● **WORK TASK**:
Leave the pictures out and restate each entry below word for word.

[Items from a dataset]
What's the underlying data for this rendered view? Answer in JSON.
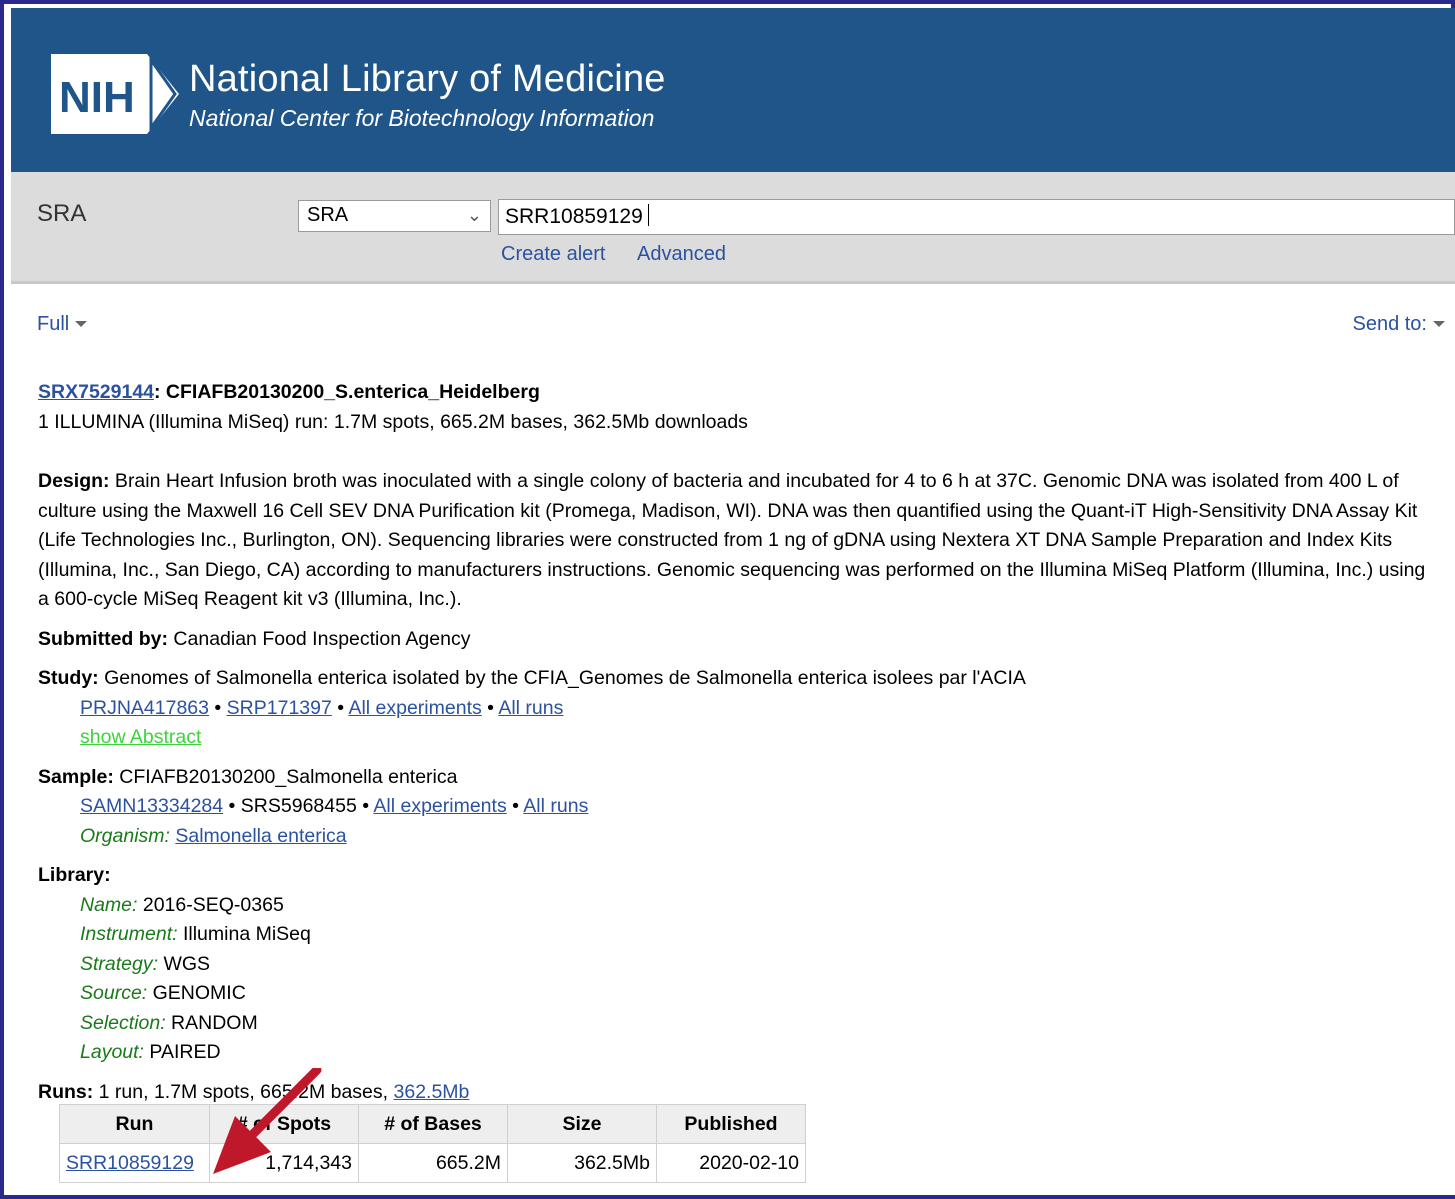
{
  "header": {
    "logo_text": "NIH",
    "title": "National Library of Medicine",
    "subtitle": "National Center for Biotechnology Information"
  },
  "search": {
    "db_label": "SRA",
    "db_selected": "SRA",
    "query": "SRR10859129",
    "create_alert": "Create alert",
    "advanced": "Advanced"
  },
  "toolbar": {
    "format": "Full",
    "send_to": "Send to:"
  },
  "record": {
    "accession": "SRX7529144",
    "title_rest": ": CFIAFB20130200_S.enterica_Heidelberg",
    "summary": "1 ILLUMINA (Illumina MiSeq) run: 1.7M spots, 665.2M bases, 362.5Mb downloads",
    "design_label": "Design:",
    "design_text": " Brain Heart Infusion broth was inoculated with a single colony of bacteria and incubated for 4 to 6 h at 37C. Genomic DNA was isolated from 400 L of culture using the Maxwell 16 Cell SEV DNA Purification kit (Promega, Madison, WI). DNA was then quantified using the Quant-iT High-Sensitivity DNA Assay Kit (Life Technologies Inc., Burlington, ON). Sequencing libraries were constructed from 1 ng of gDNA using Nextera XT DNA Sample Preparation and Index Kits (Illumina, Inc., San Diego, CA) according to manufacturers instructions. Genomic sequencing was performed on the Illumina MiSeq Platform (Illumina, Inc.) using a 600-cycle MiSeq Reagent kit v3 (Illumina, Inc.).",
    "submitted_label": "Submitted by:",
    "submitted_text": " Canadian Food Inspection Agency",
    "study_label": "Study:",
    "study_text": " Genomes of Salmonella enterica isolated by the CFIA_Genomes de Salmonella enterica isolees par l'ACIA",
    "study_links": {
      "bioproject": "PRJNA417863",
      "srp": "SRP171397",
      "all_experiments": "All experiments",
      "all_runs": "All runs",
      "sep": " • "
    },
    "show_abstract": "show Abstract",
    "sample_label": "Sample:",
    "sample_text": " CFIAFB20130200_Salmonella enterica",
    "sample_links": {
      "biosample": "SAMN13334284",
      "srs": "SRS5968455",
      "all_experiments": "All experiments",
      "all_runs": "All runs",
      "sep": " • "
    },
    "organism_label": "Organism:",
    "organism": "Salmonella enterica",
    "library_label": "Library:",
    "library": [
      {
        "k": "Name:",
        "v": " 2016-SEQ-0365"
      },
      {
        "k": "Instrument:",
        "v": " Illumina MiSeq"
      },
      {
        "k": "Strategy:",
        "v": " WGS"
      },
      {
        "k": "Source:",
        "v": " GENOMIC"
      },
      {
        "k": "Selection:",
        "v": " RANDOM"
      },
      {
        "k": "Layout:",
        "v": " PAIRED"
      }
    ],
    "runs_label": "Runs:",
    "runs_text": " 1 run, 1.7M spots, 665.2M bases, ",
    "runs_size_link": "362.5Mb"
  },
  "runs_table": {
    "headers": [
      "Run",
      "# of Spots",
      "# of Bases",
      "Size",
      "Published"
    ],
    "rows": [
      [
        "SRR10859129",
        "1,714,343",
        "665.2M",
        "362.5Mb",
        "2020-02-10"
      ]
    ]
  },
  "colors": {
    "banner": "#20558a",
    "link": "#2b52a0",
    "label_green": "#1a7a1a",
    "abstract_green": "#3bd43b",
    "arrow": "#c0182b",
    "frame": "#2b2a8c"
  }
}
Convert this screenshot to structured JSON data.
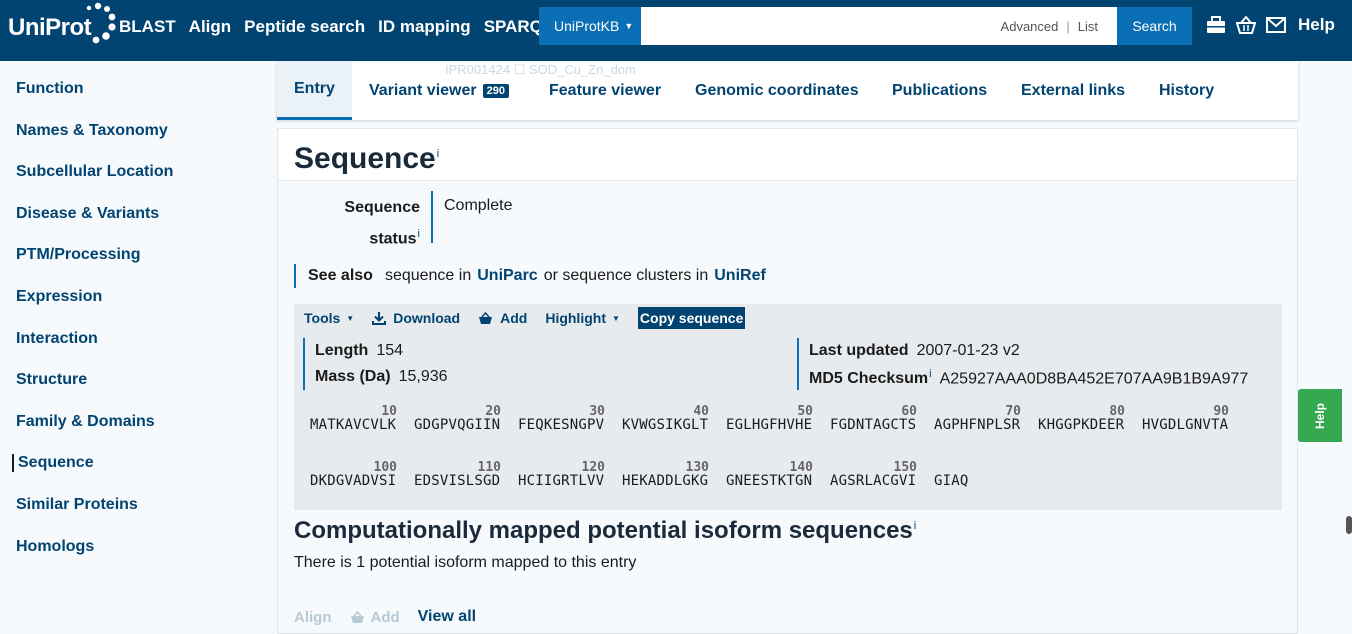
{
  "header": {
    "logo_text": "UniProt",
    "nav": [
      "BLAST",
      "Align",
      "Peptide search",
      "ID mapping",
      "SPARQL"
    ],
    "db_select": "UniProtKB",
    "search_placeholder": "",
    "advanced": "Advanced",
    "list": "List",
    "search_button": "Search",
    "help": "Help",
    "icons": [
      "toolbox-icon",
      "basket-icon",
      "envelope-icon"
    ]
  },
  "sidebar": {
    "items": [
      "Function",
      "Names & Taxonomy",
      "Subcellular Location",
      "Disease & Variants",
      "PTM/Processing",
      "Expression",
      "Interaction",
      "Structure",
      "Family & Domains",
      "Sequence",
      "Similar Proteins",
      "Homologs"
    ],
    "active": "Sequence"
  },
  "ghost_text": "IPR001424 ☐ SOD_Cu_Zn_dom",
  "tabs": [
    {
      "label": "Entry",
      "active": true
    },
    {
      "label": "Variant viewer",
      "badge": "290"
    },
    {
      "label": "Feature viewer"
    },
    {
      "label": "Genomic coordinates"
    },
    {
      "label": "Publications"
    },
    {
      "label": "External links"
    },
    {
      "label": "History"
    }
  ],
  "sequence_section": {
    "title": "Sequence",
    "info_marker": "i",
    "status_label_1": "Sequence",
    "status_label_2": "status",
    "status_value": "Complete",
    "see_also_label": "See also",
    "see_also_text_1": "sequence in",
    "see_also_link_1": "UniParc",
    "see_also_text_2": "or sequence clusters in",
    "see_also_link_2": "UniRef",
    "toolbar": {
      "tools": "Tools",
      "download": "Download",
      "add": "Add",
      "highlight": "Highlight",
      "copy": "Copy sequence"
    },
    "length_label": "Length",
    "length_value": "154",
    "mass_label": "Mass (Da)",
    "mass_value": "15,936",
    "updated_label": "Last updated",
    "updated_value": "2007-01-23 v2",
    "checksum_label": "MD5 Checksum",
    "checksum_value": "A25927AAA0D8BA452E707AA9B1B9A977",
    "blocks": [
      {
        "num": "10",
        "aa": "MATKAVCVLK"
      },
      {
        "num": "20",
        "aa": "GDGPVQGIIN"
      },
      {
        "num": "30",
        "aa": "FEQKESNGPV"
      },
      {
        "num": "40",
        "aa": "KVWGSIKGLT"
      },
      {
        "num": "50",
        "aa": "EGLHGFHVHE"
      },
      {
        "num": "60",
        "aa": "FGDNTAGCTS"
      },
      {
        "num": "70",
        "aa": "AGPHFNPLSR"
      },
      {
        "num": "80",
        "aa": "KHGGPKDEER"
      },
      {
        "num": "90",
        "aa": "HVGDLGNVTA"
      },
      {
        "num": "100",
        "aa": "DKDGVADVSI"
      },
      {
        "num": "110",
        "aa": "EDSVISLSGD"
      },
      {
        "num": "120",
        "aa": "HCIIGRTLVV"
      },
      {
        "num": "130",
        "aa": "HEKADDLGKG"
      },
      {
        "num": "140",
        "aa": "GNEESTKTGN"
      },
      {
        "num": "150",
        "aa": "AGSRLACGVI"
      },
      {
        "num": "",
        "aa": "GIAQ"
      }
    ]
  },
  "isoform_section": {
    "title": "Computationally mapped potential isoform sequences",
    "text": "There is 1 potential isoform mapped to this entry",
    "align": "Align",
    "add": "Add",
    "view_all": "View all"
  },
  "help_tab": "Help",
  "colors": {
    "header_bg": "#014371",
    "accent": "#0a6fb5",
    "help_green": "#36a852"
  }
}
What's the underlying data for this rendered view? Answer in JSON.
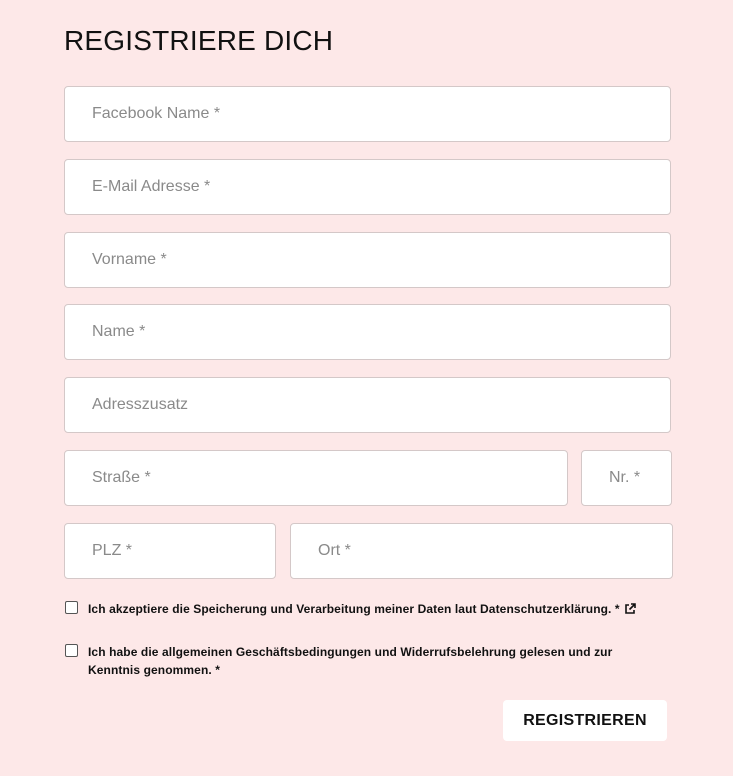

● **WRITTEN SOLUTION**:
What's the underlying data for this rendered view? Answer in JSON.
{
  "header": {
    "logo_text": "NIH",
    "title": "National Library of Medicine",
    "subtitle": "National Center for Biotechnology Information"
  },
  "search": {
    "db_label": "SRA",
    "db_selected": "SRA",
    "query": "SRR10859129",
    "create_alert": "Create alert",
    "advanced": "Advanced"
  },
  "toolbar": {
    "format": "Full",
    "send_to": "Send to:"
  },
  "record": {
    "accession": "SRX7529144",
    "title_rest": ": CFIAFB20130200_S.enterica_Heidelberg",
    "summary": "1 ILLUMINA (Illumina MiSeq) run: 1.7M spots, 665.2M bases, 362.5Mb downloads",
    "design_label": "Design:",
    "design_text": " Brain Heart Infusion broth was inoculated with a single colony of bacteria and incubated for 4 to 6 h at 37C. Genomic DNA was isolated from 400 L of culture using the Maxwell 16 Cell SEV DNA Purification kit (Promega, Madison, WI). DNA was then quantified using the Quant-iT High-Sensitivity DNA Assay Kit (Life Technologies Inc., Burlington, ON). Sequencing libraries were constructed from 1 ng of gDNA using Nextera XT DNA Sample Preparation and Index Kits (Illumina, Inc., San Diego, CA) according to manufacturers instructions. Genomic sequencing was performed on the Illumina MiSeq Platform (Illumina, Inc.) using a 600-cycle MiSeq Reagent kit v3 (Illumina, Inc.).",
    "submitted_label": "Submitted by:",
    "submitted_text": " Canadian Food Inspection Agency",
    "study_label": "Study:",
    "study_text": " Genomes of Salmonella enterica isolated by the CFIA_Genomes de Salmonella enterica isolees par l'ACIA",
    "study_links": {
      "bioproject": "PRJNA417863",
      "srp": "SRP171397",
      "all_experiments": "All experiments",
      "all_runs": "All runs",
      "sep": " • "
    },
    "show_abstract": "show Abstract",
    "sample_label": "Sample:",
    "sample_text": " CFIAFB20130200_Salmonella enterica",
    "sample_links": {
      "biosample": "SAMN13334284",
      "srs": "SRS5968455",
      "all_experiments": "All experiments",
      "all_runs": "All runs",
      "sep": " • "
    },
    "organism_label": "Organism:",
    "organism": "Salmonella enterica",
    "library_label": "Library:",
    "library": [
      {
        "k": "Name:",
        "v": " 2016-SEQ-0365"
      },
      {
        "k": "Instrument:",
        "v": " Illumina MiSeq"
      },
      {
        "k": "Strategy:",
        "v": " WGS"
      },
      {
        "k": "Source:",
        "v": " GENOMIC"
      },
      {
        "k": "Selection:",
        "v": " RANDOM"
      },
      {
        "k": "Layout:",
        "v": " PAIRED"
      }
    ],
    "runs_label": "Runs:",
    "runs_text": " 1 run, 1.7M spots, 665.2M bases, ",
    "runs_size_link": "362.5Mb"
  },
  "runs_table": {
    "headers": [
      "Run",
      "# of Spots",
      "# of Bases",
      "Size",
      "Published"
    ],
    "rows": [
      [
        "SRR10859129",
        "1,714,343",
        "665.2M",
        "362.5Mb",
        "2020-02-10"
      ]
    ]
  },
  "colors": {
    "banner": "#20558a",
    "link": "#2b52a0",
    "label_green": "#1a7a1a",
    "abstract_green": "#3bd43b",
    "arrow": "#c0182b",
    "frame": "#2b2a8c"
  }
}
Convert this screenshot to structured JSON data.
{
  "header": {
    "logo_text": "UniProt",
    "nav": [
      "BLAST",
      "Align",
      "Peptide search",
      "ID mapping",
      "SPARQL"
    ],
    "db_select": "UniProtKB",
    "search_placeholder": "",
    "advanced": "Advanced",
    "list": "List",
    "search_button": "Search",
    "help": "Help",
    "icons": [
      "toolbox-icon",
      "basket-icon",
      "envelope-icon"
    ]
  },
  "sidebar": {
    "items": [
      "Function",
      "Names & Taxonomy",
      "Subcellular Location",
      "Disease & Variants",
      "PTM/Processing",
      "Expression",
      "Interaction",
      "Structure",
      "Family & Domains",
      "Sequence",
      "Similar Proteins",
      "Homologs"
    ],
    "active": "Sequence"
  },
  "ghost_text": "IPR001424 ☐ SOD_Cu_Zn_dom",
  "tabs": [
    {
      "label": "Entry",
      "active": true
    },
    {
      "label": "Variant viewer",
      "badge": "290"
    },
    {
      "label": "Feature viewer"
    },
    {
      "label": "Genomic coordinates"
    },
    {
      "label": "Publications"
    },
    {
      "label": "External links"
    },
    {
      "label": "History"
    }
  ],
  "sequence_section": {
    "title": "Sequence",
    "info_marker": "i",
    "status_label_1": "Sequence",
    "status_label_2": "status",
    "status_value": "Complete",
    "see_also_label": "See also",
    "see_also_text_1": "sequence in",
    "see_also_link_1": "UniParc",
    "see_also_text_2": "or sequence clusters in",
    "see_also_link_2": "UniRef",
    "toolbar": {
      "tools": "Tools",
      "download": "Download",
      "add": "Add",
      "highlight": "Highlight",
      "copy": "Copy sequence"
    },
    "length_label": "Length",
    "length_value": "154",
    "mass_label": "Mass (Da)",
    "mass_value": "15,936",
    "updated_label": "Last updated",
    "updated_value": "2007-01-23 v2",
    "checksum_label": "MD5 Checksum",
    "checksum_value": "A25927AAA0D8BA452E707AA9B1B9A977",
    "blocks": [
      {
        "num": "10",
        "aa": "MATKAVCVLK"
      },
      {
        "num": "20",
        "aa": "GDGPVQGIIN"
      },
      {
        "num": "30",
        "aa": "FEQKESNGPV"
      },
      {
        "num": "40",
        "aa": "KVWGSIKGLT"
      },
      {
        "num": "50",
        "aa": "EGLHGFHVHE"
      },
      {
        "num": "60",
        "aa": "FGDNTAGCTS"
      },
      {
        "num": "70",
        "aa": "AGPHFNPLSR"
      },
      {
        "num": "80",
        "aa": "KHGGPKDEER"
      },
      {
        "num": "90",
        "aa": "HVGDLGNVTA"
      },
      {
        "num": "100",
        "aa": "DKDGVADVSI"
      },
      {
        "num": "110",
        "aa": "EDSVISLSGD"
      },
      {
        "num": "120",
        "aa": "HCIIGRTLVV"
      },
      {
        "num": "130",
        "aa": "HEKADDLGKG"
      },
      {
        "num": "140",
        "aa": "GNEESTKTGN"
      },
      {
        "num": "150",
        "aa": "AGSRLACGVI"
      },
      {
        "num": "",
        "aa": "GIAQ"
      }
    ]
  },
  "isoform_section": {
    "title": "Computationally mapped potential isoform sequences",
    "text": "There is 1 potential isoform mapped to this entry",
    "align": "Align",
    "add": "Add",
    "view_all": "View all"
  },
  "help_tab": "Help",
  "colors": {
    "header_bg": "#014371",
    "accent": "#0a6fb5",
    "help_green": "#36a852"
  }
}
What's the underlying data for this rendered view? Answer in JSON.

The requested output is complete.